What is required = Below is a listing to transcribe in full and exactly; keep the pictures out.

Raw records =
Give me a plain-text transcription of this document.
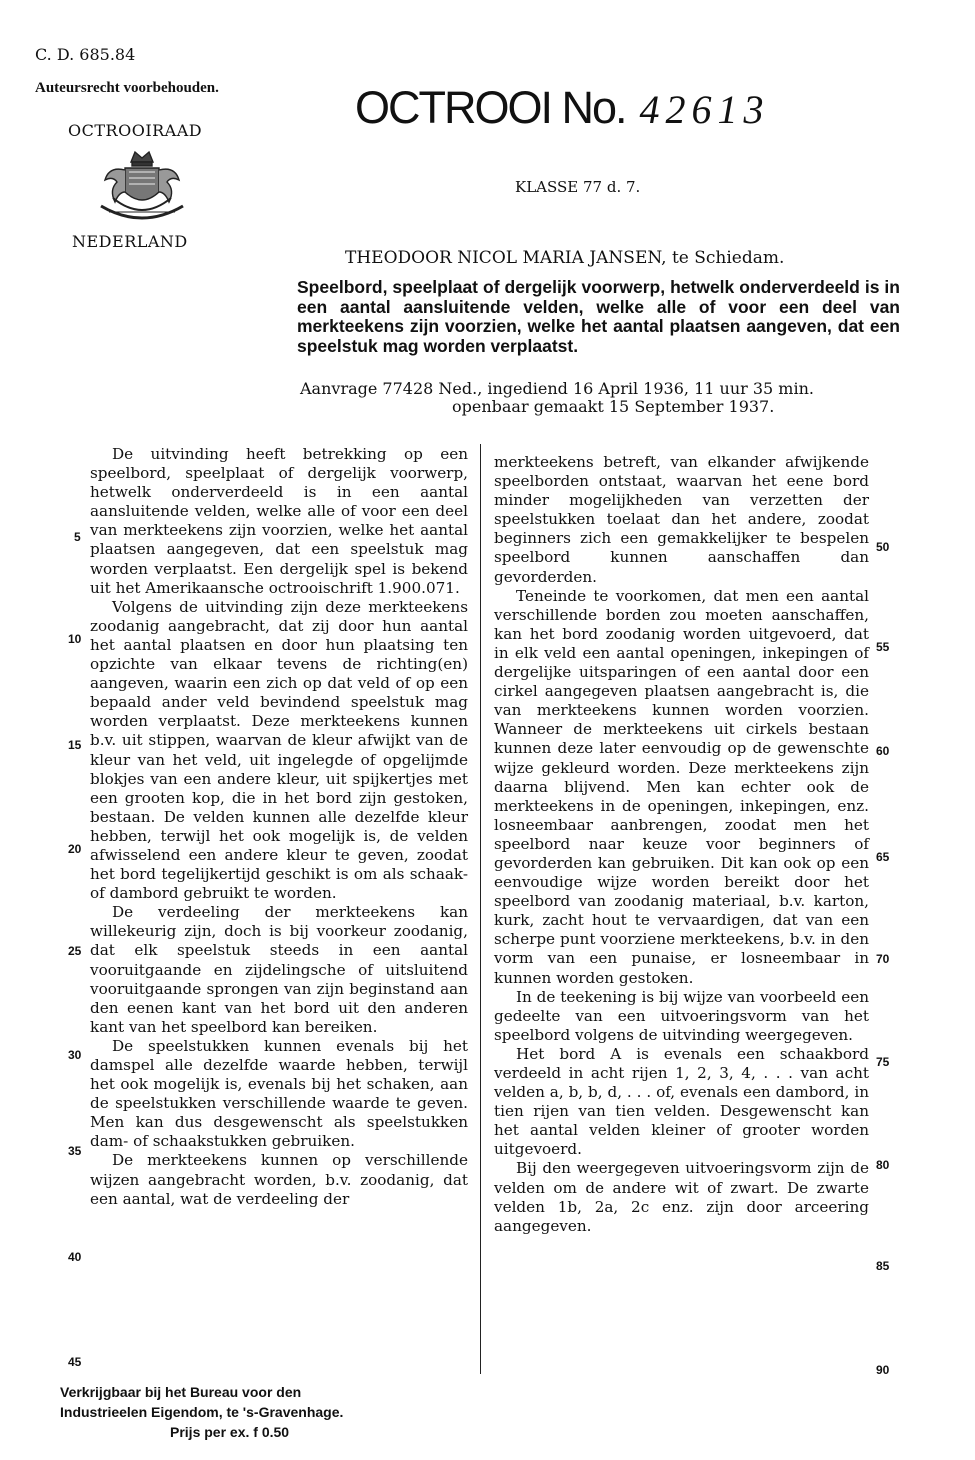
C. D. 685.84
Auteursrecht voorbehouden.
OCTROOIRAAD
NEDERLAND
OCTROOI No. 42613
KLASSE 77 d. 7.
THEODOOR NICOL MARIA JANSEN, te Schiedam.
Speelbord, speelplaat of dergelijk voorwerp, hetwelk onderverdeeld is in een aantal aansluitende velden, welke alle of voor een deel van merkteekens zijn voorzien, welke het aantal plaatsen aangeven, dat een speelstuk mag worden verplaatst.
Aanvrage 77428 Ned., ingediend 16 April 1936, 11 uur 35 min.
openbaar gemaakt 15 September 1937.

De uitvinding heeft betrekking op een speelbord, speelplaat of dergelijk voorwerp, hetwelk onderverdeeld is in een aantal aansluitende velden, welke alle of voor een deel van merkteekens zijn voorzien, welke het aantal plaatsen aangegeven, dat een speelstuk mag worden verplaatst. Een dergelijk spel is bekend uit het Amerikaansche octrooischrift 1.900.071.

Volgens de uitvinding zijn deze merkteekens zoodanig aangebracht, dat zij door hun aantal het aantal plaatsen en door hun plaatsing ten opzichte van elkaar tevens de richting(en) aangeven, waarin een zich op dat veld of op een bepaald ander veld bevindend speelstuk mag worden verplaatst. Deze merkteekens kunnen b.v. uit stippen, waarvan de kleur afwijkt van de kleur van het veld, uit ingelegde of opgelijmde blokjes van een andere kleur, uit spijkertjes met een grooten kop, die in het bord zijn gestoken, bestaan. De velden kunnen alle dezelfde kleur hebben, terwijl het ook mogelijk is, de velden afwisselend een andere kleur te geven, zoodat het bord tegelijkertijd geschikt is om als schaak- of dambord gebruikt te worden.

De verdeeling der merkteekens kan willekeurig zijn, doch is bij voorkeur zoodanig, dat elk speelstuk steeds in een aantal vooruitgaande en zijdelingsche of uitsluitend vooruitgaande sprongen van zijn beginstand aan den eenen kant van het bord uit den anderen kant van het speelbord kan bereiken.

De speelstukken kunnen evenals bij het damspel alle dezelfde waarde hebben, terwijl het ook mogelijk is, evenals bij het schaken, aan de speelstukken verschillende waarde te geven. Men kan dus desgewenscht als speelstukken dam- of schaakstukken gebruiken.

De merkteekens kunnen op verschillende wijzen aangebracht worden, b.v. zoodanig, dat een aantal, wat de verdeeling der

merkteekens betreft, van elkander afwijkende speelborden ontstaat, waarvan het eene bord minder mogelijkheden van verzetten der speelstukken toelaat dan het andere, zoodat beginners zich een gemakkelijker te bespelen speelbord kunnen aanschaffen dan gevorderden.

Teneinde te voorkomen, dat men een aantal verschillende borden zou moeten aanschaffen, kan het bord zoodanig worden uitgevoerd, dat in elk veld een aantal openingen, inkepingen of dergelijke uitsparingen of een aantal door een cirkel aangegeven plaatsen aangebracht is, die van merkteekens kunnen worden voorzien. Wanneer de merkteekens uit cirkels bestaan kunnen deze later eenvoudig op de gewenschte wijze gekleurd worden. Deze merkteekens zijn daarna blijvend. Men kan echter ook de merkteekens in de openingen, inkepingen, enz. losneembaar aanbrengen, zoodat men het speelbord naar keuze voor beginners of gevorderden kan gebruiken. Dit kan ook op een eenvoudige wijze worden bereikt door het speelbord van zoodanig materiaal, b.v. karton, kurk, zacht hout te vervaardigen, dat van een scherpe punt voorziene merkteekens, b.v. in den vorm van een punaise, er losneembaar in kunnen worden gestoken.

In de teekening is bij wijze van voorbeeld een gedeelte van een uitvoeringsvorm van het speelbord volgens de uitvinding weergegeven.

Het bord A is evenals een schaakbord verdeeld in acht rijen 1, 2, 3, 4, . . . van acht velden a, b, b, d, . . . of, evenals een dambord, in tien rijen van tien velden. Desgewenscht kan het aantal velden kleiner of grooter worden uitgevoerd.

Bij den weergegeven uitvoeringsvorm zijn de velden om de andere wit of zwart. De zwarte velden 1b, 2a, 2c enz. zijn door arceering aangegeven.

5
10
15
20
25
30
35
40
45
50
55
60
65
70
75
80
85
90
Verkrijgbaar bij het Bureau voor den
Industrieelen Eigendom, te 's-Gravenhage.
Prijs per ex. f 0.50
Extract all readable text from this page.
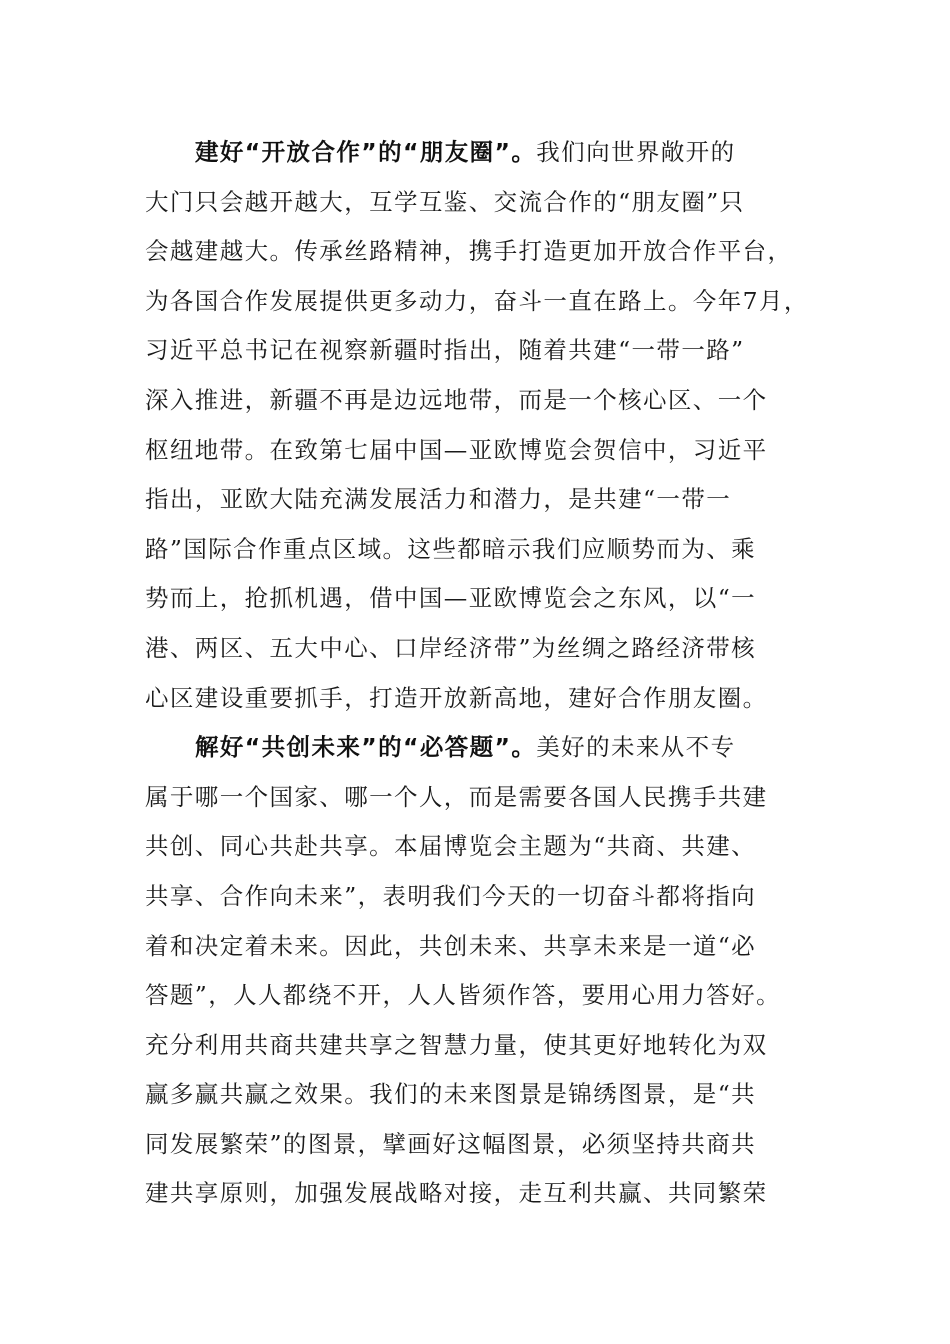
建好“开放合作”的“朋友圈”。我们向世界敞开的
大门只会越开越大，互学互鉴、交流合作的“朋友圈”只
会越建越大。传承丝路精神，携手打造更加开放合作平台，
为各国合作发展提供更多动力，奋斗一直在路上。今年7月，
习近平总书记在视察新疆时指出，随着共建“一带一路”
深入推进，新疆不再是边远地带，而是一个核心区、一个
枢纽地带。在致第七届中国—亚欧博览会贺信中，习近平
指出，亚欧大陆充满发展活力和潜力，是共建“一带一
路”国际合作重点区域。这些都暗示我们应顺势而为、乘
势而上，抢抓机遇，借中国—亚欧博览会之东风，以“一
港、两区、五大中心、口岸经济带”为丝绸之路经济带核
心区建设重要抓手，打造开放新高地，建好合作朋友圈。
解好“共创未来”的“必答题”。美好的未来从不专
属于哪一个国家、哪一个人，而是需要各国人民携手共建
共创、同心共赴共享。本届博览会主题为“共商、共建、
共享、合作向未来”，表明我们今天的一切奋斗都将指向
着和决定着未来。因此，共创未来、共享未来是一道“必
答题”，人人都绕不开，人人皆须作答，要用心用力答好。
充分利用共商共建共享之智慧力量，使其更好地转化为双
赢多赢共赢之效果。我们的未来图景是锦绣图景，是“共
同发展繁荣”的图景，擘画好这幅图景，必须坚持共商共
建共享原则，加强发展战略对接，走互利共赢、共同繁荣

Answer to the task =
Give me a plain-text transcription of this document.
C. D. 685.84
Auteursrecht voorbehouden.
OCTROOIRAAD
NEDERLAND
OCTROOI No. 42613
KLASSE 77 d. 7.
THEODOOR NICOL MARIA JANSEN, te Schiedam.
Speelbord, speelplaat of dergelijk voorwerp, hetwelk onderverdeeld is in een aantal aansluitende velden, welke alle of voor een deel van merkteekens zijn voorzien, welke het aantal plaatsen aangeven, dat een speelstuk mag worden verplaatst.
Aanvrage 77428 Ned., ingediend 16 April 1936, 11 uur 35 min.
openbaar gemaakt 15 September 1937.

De uitvinding heeft betrekking op een speelbord, speelplaat of dergelijk voorwerp, hetwelk onderverdeeld is in een aantal aansluitende velden, welke alle of voor een deel van merkteekens zijn voorzien, welke het aantal plaatsen aangegeven, dat een speelstuk mag worden verplaatst. Een dergelijk spel is bekend uit het Amerikaansche octrooischrift 1.900.071.

Volgens de uitvinding zijn deze merkteekens zoodanig aangebracht, dat zij door hun aantal het aantal plaatsen en door hun plaatsing ten opzichte van elkaar tevens de richting(en) aangeven, waarin een zich op dat veld of op een bepaald ander veld bevindend speelstuk mag worden verplaatst. Deze merkteekens kunnen b.v. uit stippen, waarvan de kleur afwijkt van de kleur van het veld, uit ingelegde of opgelijmde blokjes van een andere kleur, uit spijkertjes met een grooten kop, die in het bord zijn gestoken, bestaan. De velden kunnen alle dezelfde kleur hebben, terwijl het ook mogelijk is, de velden afwisselend een andere kleur te geven, zoodat het bord tegelijkertijd geschikt is om als schaak- of dambord gebruikt te worden.

De verdeeling der merkteekens kan willekeurig zijn, doch is bij voorkeur zoodanig, dat elk speelstuk steeds in een aantal vooruitgaande en zijdelingsche of uitsluitend vooruitgaande sprongen van zijn beginstand aan den eenen kant van het bord uit den anderen kant van het speelbord kan bereiken.

De speelstukken kunnen evenals bij het damspel alle dezelfde waarde hebben, terwijl het ook mogelijk is, evenals bij het schaken, aan de speelstukken verschillende waarde te geven. Men kan dus desgewenscht als speelstukken dam- of schaakstukken gebruiken.

De merkteekens kunnen op verschillende wijzen aangebracht worden, b.v. zoodanig, dat een aantal, wat de verdeeling der

merkteekens betreft, van elkander afwijkende speelborden ontstaat, waarvan het eene bord minder mogelijkheden van verzetten der speelstukken toelaat dan het andere, zoodat beginners zich een gemakkelijker te bespelen speelbord kunnen aanschaffen dan gevorderden.

Teneinde te voorkomen, dat men een aantal verschillende borden zou moeten aanschaffen, kan het bord zoodanig worden uitgevoerd, dat in elk veld een aantal openingen, inkepingen of dergelijke uitsparingen of een aantal door een cirkel aangegeven plaatsen aangebracht is, die van merkteekens kunnen worden voorzien. Wanneer de merkteekens uit cirkels bestaan kunnen deze later eenvoudig op de gewenschte wijze gekleurd worden. Deze merkteekens zijn daarna blijvend. Men kan echter ook de merkteekens in de openingen, inkepingen, enz. losneembaar aanbrengen, zoodat men het speelbord naar keuze voor beginners of gevorderden kan gebruiken. Dit kan ook op een eenvoudige wijze worden bereikt door het speelbord van zoodanig materiaal, b.v. karton, kurk, zacht hout te vervaardigen, dat van een scherpe punt voorziene merkteekens, b.v. in den vorm van een punaise, er losneembaar in kunnen worden gestoken.

In de teekening is bij wijze van voorbeeld een gedeelte van een uitvoeringsvorm van het speelbord volgens de uitvinding weergegeven.

Het bord A is evenals een schaakbord verdeeld in acht rijen 1, 2, 3, 4, . . . van acht velden a, b, b, d, . . . of, evenals een dambord, in tien rijen van tien velden. Desgewenscht kan het aantal velden kleiner of grooter worden uitgevoerd.

Bij den weergegeven uitvoeringsvorm zijn de velden om de andere wit of zwart. De zwarte velden 1b, 2a, 2c enz. zijn door arceering aangegeven.

5
10
15
20
25
30
35
40
45
50
55
60
65
70
75
80
85
90
Verkrijgbaar bij het Bureau voor den
Industrieelen Eigendom, te 's-Gravenhage.
Prijs per ex. f 0.50
Extract all readable text from this page.
建好“开放合作”的“朋友圈”。我们向世界敞开的
大门只会越开越大，互学互鉴、交流合作的“朋友圈”只
会越建越大。传承丝路精神，携手打造更加开放合作平台，
为各国合作发展提供更多动力，奋斗一直在路上。今年7月，
习近平总书记在视察新疆时指出，随着共建“一带一路”
深入推进，新疆不再是边远地带，而是一个核心区、一个
枢纽地带。在致第七届中国—亚欧博览会贺信中，习近平
指出，亚欧大陆充满发展活力和潜力，是共建“一带一
路”国际合作重点区域。这些都暗示我们应顺势而为、乘
势而上，抢抓机遇，借中国—亚欧博览会之东风，以“一
港、两区、五大中心、口岸经济带”为丝绸之路经济带核
心区建设重要抓手，打造开放新高地，建好合作朋友圈。
解好“共创未来”的“必答题”。美好的未来从不专
属于哪一个国家、哪一个人，而是需要各国人民携手共建
共创、同心共赴共享。本届博览会主题为“共商、共建、
共享、合作向未来”，表明我们今天的一切奋斗都将指向
着和决定着未来。因此，共创未来、共享未来是一道“必
答题”，人人都绕不开，人人皆须作答，要用心用力答好。
充分利用共商共建共享之智慧力量，使其更好地转化为双
赢多赢共赢之效果。我们的未来图景是锦绣图景，是“共
同发展繁荣”的图景，擘画好这幅图景，必须坚持共商共
建共享原则，加强发展战略对接，走互利共赢、共同繁荣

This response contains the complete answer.